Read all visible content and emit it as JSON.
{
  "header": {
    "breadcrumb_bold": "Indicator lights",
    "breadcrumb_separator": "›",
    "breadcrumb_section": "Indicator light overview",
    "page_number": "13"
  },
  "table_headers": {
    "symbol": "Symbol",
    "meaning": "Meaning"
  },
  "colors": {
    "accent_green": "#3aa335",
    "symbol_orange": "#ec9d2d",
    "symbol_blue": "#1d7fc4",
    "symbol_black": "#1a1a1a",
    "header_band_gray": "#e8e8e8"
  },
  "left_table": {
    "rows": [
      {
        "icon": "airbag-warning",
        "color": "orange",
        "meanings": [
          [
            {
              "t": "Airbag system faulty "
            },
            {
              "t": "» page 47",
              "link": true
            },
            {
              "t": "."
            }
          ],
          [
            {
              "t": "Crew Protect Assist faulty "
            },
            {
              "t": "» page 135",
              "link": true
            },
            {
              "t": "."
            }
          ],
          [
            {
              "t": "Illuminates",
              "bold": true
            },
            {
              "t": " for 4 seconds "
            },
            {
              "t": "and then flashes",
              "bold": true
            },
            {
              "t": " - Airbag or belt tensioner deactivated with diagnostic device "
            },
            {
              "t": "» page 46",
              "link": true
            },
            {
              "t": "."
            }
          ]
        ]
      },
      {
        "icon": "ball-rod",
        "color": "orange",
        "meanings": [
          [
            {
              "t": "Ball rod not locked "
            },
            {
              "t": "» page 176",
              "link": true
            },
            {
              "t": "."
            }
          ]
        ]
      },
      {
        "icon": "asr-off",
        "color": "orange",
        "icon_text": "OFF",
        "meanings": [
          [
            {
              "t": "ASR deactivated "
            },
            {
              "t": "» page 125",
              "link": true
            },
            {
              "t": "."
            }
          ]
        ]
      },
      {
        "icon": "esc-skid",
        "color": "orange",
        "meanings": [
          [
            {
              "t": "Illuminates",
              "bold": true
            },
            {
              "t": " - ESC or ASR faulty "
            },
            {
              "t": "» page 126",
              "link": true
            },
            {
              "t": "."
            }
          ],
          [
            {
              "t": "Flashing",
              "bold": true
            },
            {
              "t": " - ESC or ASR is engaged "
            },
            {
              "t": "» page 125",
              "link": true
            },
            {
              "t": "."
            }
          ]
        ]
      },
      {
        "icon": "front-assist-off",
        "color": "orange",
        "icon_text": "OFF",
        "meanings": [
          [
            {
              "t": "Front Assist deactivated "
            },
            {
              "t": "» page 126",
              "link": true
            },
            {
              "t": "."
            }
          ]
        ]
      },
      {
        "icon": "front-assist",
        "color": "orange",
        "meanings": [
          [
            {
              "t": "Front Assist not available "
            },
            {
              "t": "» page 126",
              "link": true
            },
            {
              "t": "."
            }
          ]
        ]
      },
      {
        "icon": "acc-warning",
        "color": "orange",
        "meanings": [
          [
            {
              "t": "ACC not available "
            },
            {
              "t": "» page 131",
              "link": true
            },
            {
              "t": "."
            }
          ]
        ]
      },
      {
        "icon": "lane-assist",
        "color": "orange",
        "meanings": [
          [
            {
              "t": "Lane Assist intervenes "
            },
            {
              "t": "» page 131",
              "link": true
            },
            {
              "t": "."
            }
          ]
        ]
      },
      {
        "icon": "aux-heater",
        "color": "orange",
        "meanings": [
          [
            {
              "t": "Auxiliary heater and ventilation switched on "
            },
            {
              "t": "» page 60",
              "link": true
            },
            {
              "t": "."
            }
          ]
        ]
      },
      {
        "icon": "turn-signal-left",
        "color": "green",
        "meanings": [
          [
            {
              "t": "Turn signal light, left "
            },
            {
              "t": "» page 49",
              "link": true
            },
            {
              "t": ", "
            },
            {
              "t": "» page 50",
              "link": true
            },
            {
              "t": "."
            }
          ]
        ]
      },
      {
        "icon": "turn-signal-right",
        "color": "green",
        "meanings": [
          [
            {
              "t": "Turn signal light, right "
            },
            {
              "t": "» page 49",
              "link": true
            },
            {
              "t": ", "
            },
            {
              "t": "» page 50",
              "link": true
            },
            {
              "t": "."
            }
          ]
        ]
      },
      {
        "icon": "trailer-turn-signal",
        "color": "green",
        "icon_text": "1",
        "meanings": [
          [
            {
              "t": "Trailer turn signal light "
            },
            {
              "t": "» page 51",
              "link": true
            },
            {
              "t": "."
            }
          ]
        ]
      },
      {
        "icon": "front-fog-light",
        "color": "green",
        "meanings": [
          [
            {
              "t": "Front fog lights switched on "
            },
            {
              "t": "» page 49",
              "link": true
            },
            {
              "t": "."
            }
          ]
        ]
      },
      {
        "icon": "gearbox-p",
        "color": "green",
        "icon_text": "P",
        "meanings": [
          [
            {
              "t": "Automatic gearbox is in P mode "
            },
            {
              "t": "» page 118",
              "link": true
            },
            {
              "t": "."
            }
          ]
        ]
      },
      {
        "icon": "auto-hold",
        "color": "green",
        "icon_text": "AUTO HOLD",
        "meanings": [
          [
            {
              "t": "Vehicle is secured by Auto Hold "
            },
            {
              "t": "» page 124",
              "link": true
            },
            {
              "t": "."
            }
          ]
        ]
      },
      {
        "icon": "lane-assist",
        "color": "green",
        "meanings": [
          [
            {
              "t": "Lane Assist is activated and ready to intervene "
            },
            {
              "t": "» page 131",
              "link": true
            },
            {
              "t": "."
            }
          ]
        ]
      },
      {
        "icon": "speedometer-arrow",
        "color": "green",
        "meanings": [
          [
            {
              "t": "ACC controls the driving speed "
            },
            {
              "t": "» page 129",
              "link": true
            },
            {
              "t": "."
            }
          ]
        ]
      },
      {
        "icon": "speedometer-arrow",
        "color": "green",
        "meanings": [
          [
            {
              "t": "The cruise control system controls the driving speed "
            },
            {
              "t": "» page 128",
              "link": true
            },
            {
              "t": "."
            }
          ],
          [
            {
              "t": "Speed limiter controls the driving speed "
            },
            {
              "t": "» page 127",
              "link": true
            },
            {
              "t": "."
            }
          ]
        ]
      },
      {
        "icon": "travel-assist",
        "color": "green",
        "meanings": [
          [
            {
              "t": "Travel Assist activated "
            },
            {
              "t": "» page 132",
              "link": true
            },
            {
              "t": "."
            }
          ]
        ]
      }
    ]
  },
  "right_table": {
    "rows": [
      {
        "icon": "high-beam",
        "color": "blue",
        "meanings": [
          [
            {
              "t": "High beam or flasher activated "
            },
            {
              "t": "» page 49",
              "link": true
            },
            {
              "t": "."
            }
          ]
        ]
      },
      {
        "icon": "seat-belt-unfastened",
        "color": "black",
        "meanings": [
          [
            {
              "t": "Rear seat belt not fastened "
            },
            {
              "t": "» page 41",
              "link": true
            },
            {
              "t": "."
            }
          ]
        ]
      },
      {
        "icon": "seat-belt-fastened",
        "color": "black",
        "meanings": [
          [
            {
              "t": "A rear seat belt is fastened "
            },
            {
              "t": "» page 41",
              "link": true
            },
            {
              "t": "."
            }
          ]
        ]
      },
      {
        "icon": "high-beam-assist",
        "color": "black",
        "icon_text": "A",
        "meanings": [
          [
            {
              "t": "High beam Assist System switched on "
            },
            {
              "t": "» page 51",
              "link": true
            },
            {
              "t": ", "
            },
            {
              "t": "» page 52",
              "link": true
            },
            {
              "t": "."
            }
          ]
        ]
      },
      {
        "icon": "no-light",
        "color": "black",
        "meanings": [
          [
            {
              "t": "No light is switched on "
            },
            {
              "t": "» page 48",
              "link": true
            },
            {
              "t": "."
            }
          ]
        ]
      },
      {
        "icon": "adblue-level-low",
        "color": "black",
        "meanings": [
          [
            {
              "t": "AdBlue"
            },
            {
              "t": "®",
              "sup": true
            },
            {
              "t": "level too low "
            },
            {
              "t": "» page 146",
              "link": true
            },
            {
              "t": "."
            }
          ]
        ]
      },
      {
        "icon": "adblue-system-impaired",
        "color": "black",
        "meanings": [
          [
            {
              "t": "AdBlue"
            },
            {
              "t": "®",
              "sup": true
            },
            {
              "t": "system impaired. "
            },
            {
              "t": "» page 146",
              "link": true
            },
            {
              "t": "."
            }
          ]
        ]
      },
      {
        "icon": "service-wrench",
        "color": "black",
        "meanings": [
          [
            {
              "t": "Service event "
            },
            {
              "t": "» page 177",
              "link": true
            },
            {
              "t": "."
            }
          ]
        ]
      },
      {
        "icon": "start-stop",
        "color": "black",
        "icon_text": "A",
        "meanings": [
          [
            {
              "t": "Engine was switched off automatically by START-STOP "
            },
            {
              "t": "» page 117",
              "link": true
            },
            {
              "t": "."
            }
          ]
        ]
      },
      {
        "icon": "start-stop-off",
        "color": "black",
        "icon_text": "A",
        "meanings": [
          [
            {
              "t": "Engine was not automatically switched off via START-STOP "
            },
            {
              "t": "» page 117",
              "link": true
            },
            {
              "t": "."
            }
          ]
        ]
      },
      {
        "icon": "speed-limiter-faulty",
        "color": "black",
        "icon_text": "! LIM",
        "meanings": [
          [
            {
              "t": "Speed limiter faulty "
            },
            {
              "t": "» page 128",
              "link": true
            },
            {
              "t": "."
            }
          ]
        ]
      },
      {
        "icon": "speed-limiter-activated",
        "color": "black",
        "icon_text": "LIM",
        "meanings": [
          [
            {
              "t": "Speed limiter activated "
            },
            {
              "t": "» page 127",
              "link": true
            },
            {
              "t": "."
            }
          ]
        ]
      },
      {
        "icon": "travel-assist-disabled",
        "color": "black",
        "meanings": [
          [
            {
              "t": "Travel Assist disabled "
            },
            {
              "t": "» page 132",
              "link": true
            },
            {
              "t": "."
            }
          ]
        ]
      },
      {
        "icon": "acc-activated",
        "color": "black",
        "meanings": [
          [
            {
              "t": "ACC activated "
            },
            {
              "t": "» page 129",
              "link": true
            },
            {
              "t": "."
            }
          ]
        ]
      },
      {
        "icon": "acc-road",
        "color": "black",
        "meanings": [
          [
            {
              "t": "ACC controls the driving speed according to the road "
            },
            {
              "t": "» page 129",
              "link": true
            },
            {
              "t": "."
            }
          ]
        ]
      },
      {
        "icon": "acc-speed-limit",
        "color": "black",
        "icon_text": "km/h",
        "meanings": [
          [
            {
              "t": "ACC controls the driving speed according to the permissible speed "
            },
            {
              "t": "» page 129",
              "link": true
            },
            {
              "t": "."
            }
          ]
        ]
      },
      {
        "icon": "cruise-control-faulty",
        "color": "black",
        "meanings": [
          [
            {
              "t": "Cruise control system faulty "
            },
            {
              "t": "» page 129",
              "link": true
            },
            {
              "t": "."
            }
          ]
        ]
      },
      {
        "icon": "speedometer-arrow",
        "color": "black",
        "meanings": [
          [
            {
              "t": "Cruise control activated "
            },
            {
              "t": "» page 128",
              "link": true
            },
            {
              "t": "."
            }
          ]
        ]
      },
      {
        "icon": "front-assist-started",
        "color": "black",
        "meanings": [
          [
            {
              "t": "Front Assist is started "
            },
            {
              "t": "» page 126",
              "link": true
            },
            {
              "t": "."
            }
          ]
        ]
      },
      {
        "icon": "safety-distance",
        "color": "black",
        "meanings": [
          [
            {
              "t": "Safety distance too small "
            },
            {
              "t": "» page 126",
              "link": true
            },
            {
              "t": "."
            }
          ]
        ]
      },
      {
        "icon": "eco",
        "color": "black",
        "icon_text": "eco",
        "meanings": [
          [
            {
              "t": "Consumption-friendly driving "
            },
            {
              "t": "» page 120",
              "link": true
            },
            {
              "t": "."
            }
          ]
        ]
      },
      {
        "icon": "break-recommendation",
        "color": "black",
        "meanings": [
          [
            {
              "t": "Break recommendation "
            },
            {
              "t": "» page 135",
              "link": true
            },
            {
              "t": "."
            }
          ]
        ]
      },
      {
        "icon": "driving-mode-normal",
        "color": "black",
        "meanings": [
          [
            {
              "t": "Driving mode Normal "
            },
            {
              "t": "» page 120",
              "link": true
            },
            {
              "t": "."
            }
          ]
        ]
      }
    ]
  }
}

*What is being asked:*
Copy every line of the material in which the word "lights" occurs.

*Answer for this exercise:*
    "breadcrumb_bold": "Indicator lights",
              "t": "Front fog lights switched on "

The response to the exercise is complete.